▸ WORK REQUIRED
Gather from the listing below each line that includes the word "donnez", and copy it.

(Records contained in a dataset)
══════════════════════════════

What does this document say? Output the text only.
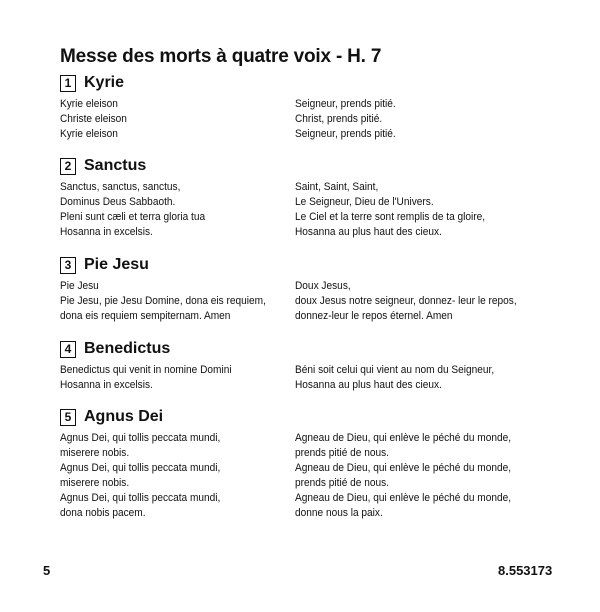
Messe des morts à quatre voix - H. 7
1 Kyrie
Kyrie eleison
Christe eleison
Kyrie eleison
Seigneur, prends pitié.
Christ, prends pitié.
Seigneur, prends pitié.
2 Sanctus
Sanctus, sanctus, sanctus,
Dominus Deus Sabbaoth.
Pleni sunt cæli et terra gloria tua
Hosanna in excelsis.
Saint, Saint, Saint,
Le Seigneur, Dieu de l'Univers.
Le Ciel et la terre sont remplis de ta gloire,
Hosanna au plus haut des cieux.
3 Pie Jesu
Pie Jesu
Pie Jesu, pie Jesu Domine, dona eis requiem,
dona eis requiem sempiternam. Amen
Doux Jesus,
doux Jesus notre seigneur, donnez- leur le repos,
donnez-leur le repos éternel. Amen
4 Benedictus
Benedictus qui venit in nomine Domini
Hosanna in excelsis.
Béni soit celui qui vient au nom du Seigneur,
Hosanna au plus haut des cieux.
5 Agnus Dei
Agnus Dei, qui tollis peccata mundi,
miserere nobis.
Agnus Dei, qui tollis peccata mundi,
miserere nobis.
Agnus Dei, qui tollis peccata mundi,
dona nobis pacem.
Agneau de Dieu, qui enlève le péché du monde,
prends pitié de nous.
Agneau de Dieu, qui enlève le péché du monde,
prends pitié de nous.
Agneau de Dieu, qui enlève le péché du monde,
donne nous la paix.
5	8.553173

══════════════════════════════

▸ TASK OUTPUT
doux Jesus notre seigneur, donnez- leur le repos,
donnez-leur le repos éternel. Amen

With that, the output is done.